- Required work -
Below is a listing to transcribe in full and exactly; keep the pictures out.

— Start Records for this task —

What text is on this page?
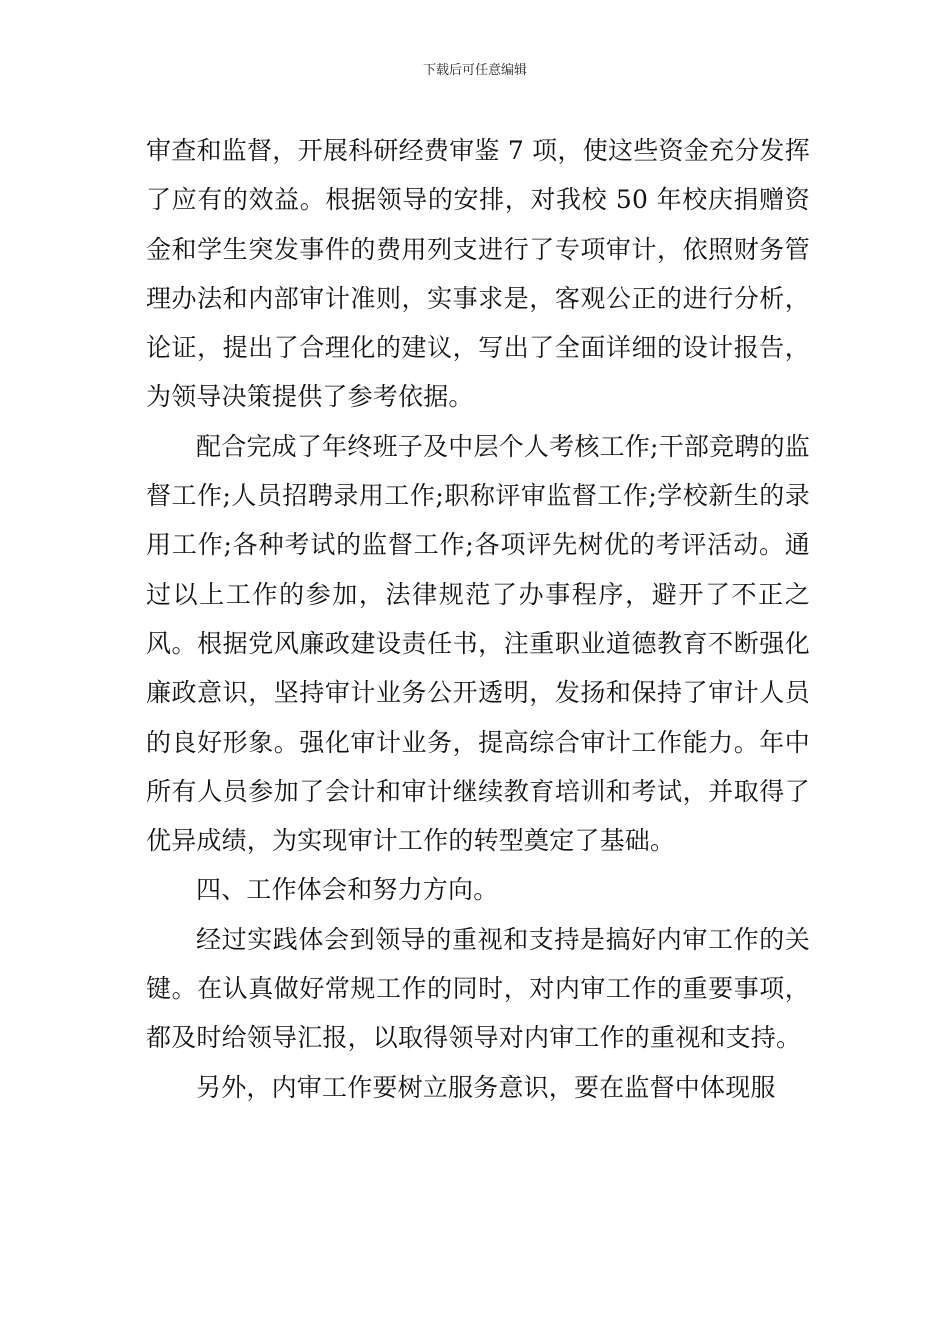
下载后可任意编辑

审查和监督，开展科研经费审鉴 7 项，使这些资金充分发挥了应有的效益。根据领导的安排，对我校 50 年校庆捐赠资金和学生突发事件的费用列支进行了专项审计，依照财务管理办法和内部审计准则，实事求是，客观公正的进行分析，论证，提出了合理化的建议，写出了全面详细的设计报告，为领导决策提供了参考依据。

配合完成了年终班子及中层个人考核工作;干部竞聘的监督工作;人员招聘录用工作;职称评审监督工作;学校新生的录用工作;各种考试的监督工作;各项评先树优的考评活动。通过以上工作的参加，法律规范了办事程序，避开了不正之风。根据党风廉政建设责任书，注重职业道德教育不断强化廉政意识，坚持审计业务公开透明，发扬和保持了审计人员的良好形象。强化审计业务，提高综合审计工作能力。年中所有人员参加了会计和审计继续教育培训和考试，并取得了优异成绩，为实现审计工作的转型奠定了基础。

四、工作体会和努力方向。

经过实践体会到领导的重视和支持是搞好内审工作的关键。在认真做好常规工作的同时，对内审工作的重要事项，都及时给领导汇报，以取得领导对内审工作的重视和支持。

另外，内审工作要树立服务意识，要在监督中体现服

— End Records for this task —

- In response -
What text is on this page?
下载后可任意编辑

审查和监督，开展科研经费审鉴 7 项，使这些资金充分发挥了应有的效益。根据领导的安排，对我校 50 年校庆捐赠资金和学生突发事件的费用列支进行了专项审计，依照财务管理办法和内部审计准则，实事求是，客观公正的进行分析，论证，提出了合理化的建议，写出了全面详细的设计报告，为领导决策提供了参考依据。

配合完成了年终班子及中层个人考核工作;干部竞聘的监督工作;人员招聘录用工作;职称评审监督工作;学校新生的录用工作;各种考试的监督工作;各项评先树优的考评活动。通过以上工作的参加，法律规范了办事程序，避开了不正之风。根据党风廉政建设责任书，注重职业道德教育不断强化廉政意识，坚持审计业务公开透明，发扬和保持了审计人员的良好形象。强化审计业务，提高综合审计工作能力。年中所有人员参加了会计和审计继续教育培训和考试，并取得了优异成绩，为实现审计工作的转型奠定了基础。

四、工作体会和努力方向。

经过实践体会到领导的重视和支持是搞好内审工作的关键。在认真做好常规工作的同时，对内审工作的重要事项，都及时给领导汇报，以取得领导对内审工作的重视和支持。

另外，内审工作要树立服务意识，要在监督中体现服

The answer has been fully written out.